═══ Data for this exercise
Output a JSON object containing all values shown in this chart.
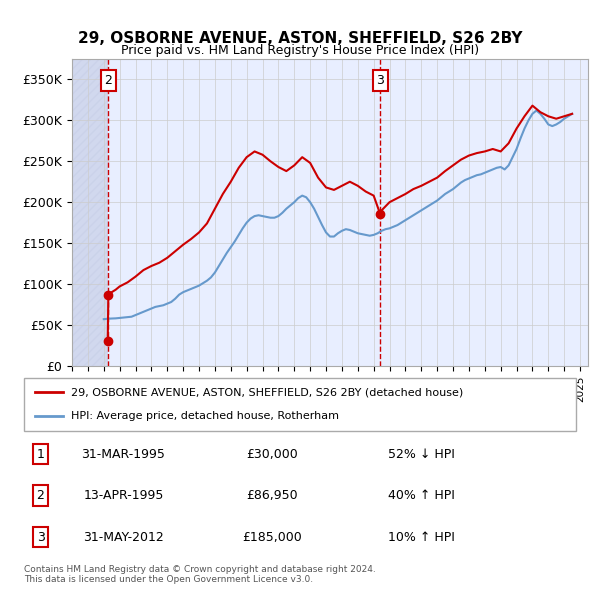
{
  "title": "29, OSBORNE AVENUE, ASTON, SHEFFIELD, S26 2BY",
  "subtitle": "Price paid vs. HM Land Registry's House Price Index (HPI)",
  "ylabel_ticks": [
    "£0",
    "£50K",
    "£100K",
    "£150K",
    "£200K",
    "£250K",
    "£300K",
    "£350K"
  ],
  "ytick_values": [
    0,
    50000,
    100000,
    150000,
    200000,
    250000,
    300000,
    350000
  ],
  "ylim": [
    0,
    375000
  ],
  "xlim_start": 1993.0,
  "xlim_end": 2025.5,
  "background_color": "#f0f4ff",
  "hatch_region_end": 1995.25,
  "transaction1": {
    "date_num": 1995.25,
    "price": 30000,
    "label": "1"
  },
  "transaction2": {
    "date_num": 1995.29,
    "price": 86950,
    "label": "2"
  },
  "transaction3": {
    "date_num": 2012.42,
    "price": 185000,
    "label": "3"
  },
  "legend_line1": "29, OSBORNE AVENUE, ASTON, SHEFFIELD, S26 2BY (detached house)",
  "legend_line2": "HPI: Average price, detached house, Rotherham",
  "table_rows": [
    {
      "num": "1",
      "date": "31-MAR-1995",
      "price": "£30,000",
      "hpi": "52% ↓ HPI"
    },
    {
      "num": "2",
      "date": "13-APR-1995",
      "price": "£86,950",
      "hpi": "40% ↑ HPI"
    },
    {
      "num": "3",
      "date": "31-MAY-2012",
      "price": "£185,000",
      "hpi": "10% ↑ HPI"
    }
  ],
  "footer": "Contains HM Land Registry data © Crown copyright and database right 2024.\nThis data is licensed under the Open Government Licence v3.0.",
  "hpi_data": {
    "dates": [
      1995.0,
      1995.25,
      1995.5,
      1995.75,
      1996.0,
      1996.25,
      1996.5,
      1996.75,
      1997.0,
      1997.25,
      1997.5,
      1997.75,
      1998.0,
      1998.25,
      1998.5,
      1998.75,
      1999.0,
      1999.25,
      1999.5,
      1999.75,
      2000.0,
      2000.25,
      2000.5,
      2000.75,
      2001.0,
      2001.25,
      2001.5,
      2001.75,
      2002.0,
      2002.25,
      2002.5,
      2002.75,
      2003.0,
      2003.25,
      2003.5,
      2003.75,
      2004.0,
      2004.25,
      2004.5,
      2004.75,
      2005.0,
      2005.25,
      2005.5,
      2005.75,
      2006.0,
      2006.25,
      2006.5,
      2006.75,
      2007.0,
      2007.25,
      2007.5,
      2007.75,
      2008.0,
      2008.25,
      2008.5,
      2008.75,
      2009.0,
      2009.25,
      2009.5,
      2009.75,
      2010.0,
      2010.25,
      2010.5,
      2010.75,
      2011.0,
      2011.25,
      2011.5,
      2011.75,
      2012.0,
      2012.25,
      2012.5,
      2012.75,
      2013.0,
      2013.25,
      2013.5,
      2013.75,
      2014.0,
      2014.25,
      2014.5,
      2014.75,
      2015.0,
      2015.25,
      2015.5,
      2015.75,
      2016.0,
      2016.25,
      2016.5,
      2016.75,
      2017.0,
      2017.25,
      2017.5,
      2017.75,
      2018.0,
      2018.25,
      2018.5,
      2018.75,
      2019.0,
      2019.25,
      2019.5,
      2019.75,
      2020.0,
      2020.25,
      2020.5,
      2020.75,
      2021.0,
      2021.25,
      2021.5,
      2021.75,
      2022.0,
      2022.25,
      2022.5,
      2022.75,
      2023.0,
      2023.25,
      2023.5,
      2023.75,
      2024.0,
      2024.25,
      2024.5
    ],
    "values": [
      57000,
      57500,
      57800,
      58000,
      58500,
      59000,
      59500,
      60000,
      62000,
      64000,
      66000,
      68000,
      70000,
      72000,
      73000,
      74000,
      76000,
      78000,
      82000,
      87000,
      90000,
      92000,
      94000,
      96000,
      98000,
      101000,
      104000,
      108000,
      114000,
      122000,
      130000,
      138000,
      145000,
      152000,
      160000,
      168000,
      175000,
      180000,
      183000,
      184000,
      183000,
      182000,
      181000,
      181000,
      183000,
      187000,
      192000,
      196000,
      200000,
      205000,
      208000,
      206000,
      200000,
      192000,
      182000,
      172000,
      163000,
      158000,
      158000,
      162000,
      165000,
      167000,
      166000,
      164000,
      162000,
      161000,
      160000,
      159000,
      160000,
      162000,
      165000,
      167000,
      168000,
      170000,
      172000,
      175000,
      178000,
      181000,
      184000,
      187000,
      190000,
      193000,
      196000,
      199000,
      202000,
      206000,
      210000,
      213000,
      216000,
      220000,
      224000,
      227000,
      229000,
      231000,
      233000,
      234000,
      236000,
      238000,
      240000,
      242000,
      243000,
      240000,
      245000,
      255000,
      265000,
      278000,
      290000,
      300000,
      308000,
      312000,
      308000,
      302000,
      295000,
      293000,
      295000,
      298000,
      302000,
      305000,
      308000
    ]
  },
  "property_data": {
    "dates": [
      1995.25,
      1995.29,
      1995.5,
      1995.75,
      1996.0,
      1996.5,
      1997.0,
      1997.5,
      1998.0,
      1998.5,
      1999.0,
      1999.5,
      2000.0,
      2000.5,
      2001.0,
      2001.5,
      2002.0,
      2002.5,
      2003.0,
      2003.5,
      2004.0,
      2004.5,
      2005.0,
      2005.5,
      2006.0,
      2006.5,
      2007.0,
      2007.5,
      2008.0,
      2008.5,
      2009.0,
      2009.5,
      2010.0,
      2010.5,
      2011.0,
      2011.5,
      2012.0,
      2012.42,
      2012.5,
      2012.75,
      2013.0,
      2013.5,
      2014.0,
      2014.5,
      2015.0,
      2015.5,
      2016.0,
      2016.5,
      2017.0,
      2017.5,
      2018.0,
      2018.5,
      2019.0,
      2019.5,
      2020.0,
      2020.5,
      2021.0,
      2021.5,
      2022.0,
      2022.5,
      2023.0,
      2023.5,
      2024.0,
      2024.5
    ],
    "values": [
      30000,
      86950,
      90000,
      93000,
      97000,
      102000,
      109000,
      117000,
      122000,
      126000,
      132000,
      140000,
      148000,
      155000,
      163000,
      174000,
      192000,
      210000,
      225000,
      242000,
      255000,
      262000,
      258000,
      250000,
      243000,
      238000,
      245000,
      255000,
      248000,
      230000,
      218000,
      215000,
      220000,
      225000,
      220000,
      213000,
      208000,
      185000,
      190000,
      195000,
      200000,
      205000,
      210000,
      216000,
      220000,
      225000,
      230000,
      238000,
      245000,
      252000,
      257000,
      260000,
      262000,
      265000,
      262000,
      272000,
      290000,
      305000,
      318000,
      310000,
      305000,
      302000,
      305000,
      308000
    ]
  },
  "property_color": "#cc0000",
  "hpi_color": "#6699cc",
  "marker_color": "#cc0000",
  "box_color": "#cc0000",
  "dashed_line_color": "#cc0000",
  "grid_color": "#cccccc",
  "chart_bg": "#e8eeff",
  "hatch_color": "#c8d0e8"
}
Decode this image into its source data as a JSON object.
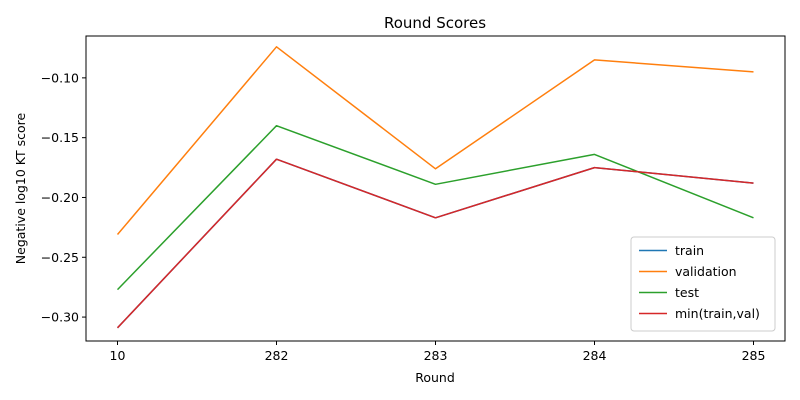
{
  "chart_data": {
    "type": "line",
    "title": "Round Scores",
    "xlabel": "Round",
    "ylabel": "Negative log10 KT score",
    "categories": [
      "10",
      "282",
      "283",
      "284",
      "285"
    ],
    "ylim": [
      -0.32,
      -0.065
    ],
    "yticks": [
      -0.3,
      -0.25,
      -0.2,
      -0.15,
      -0.1
    ],
    "ytick_labels": [
      "−0.30",
      "−0.25",
      "−0.20",
      "−0.15",
      "−0.10"
    ],
    "legend_position": "lower-right",
    "grid": false,
    "series": [
      {
        "name": "train",
        "color": "#1f77b4",
        "values": [
          -0.309,
          -0.168,
          -0.217,
          -0.175,
          -0.188
        ]
      },
      {
        "name": "validation",
        "color": "#ff7f0e",
        "values": [
          -0.231,
          -0.074,
          -0.176,
          -0.085,
          -0.095
        ]
      },
      {
        "name": "test",
        "color": "#2ca02c",
        "values": [
          -0.277,
          -0.14,
          -0.189,
          -0.164,
          -0.217
        ]
      },
      {
        "name": "min(train,val)",
        "color": "#d62728",
        "values": [
          -0.309,
          -0.168,
          -0.217,
          -0.175,
          -0.188
        ]
      }
    ]
  }
}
══════
List all lines holding the string "ASTON".

**Response to the exercise**
  "title": "29, OSBORNE AVENUE, ASTON, SHEFFIELD, S26 2BY",
  "legend_line1": "29, OSBORNE AVENUE, ASTON, SHEFFIELD, S26 2BY (detached house)",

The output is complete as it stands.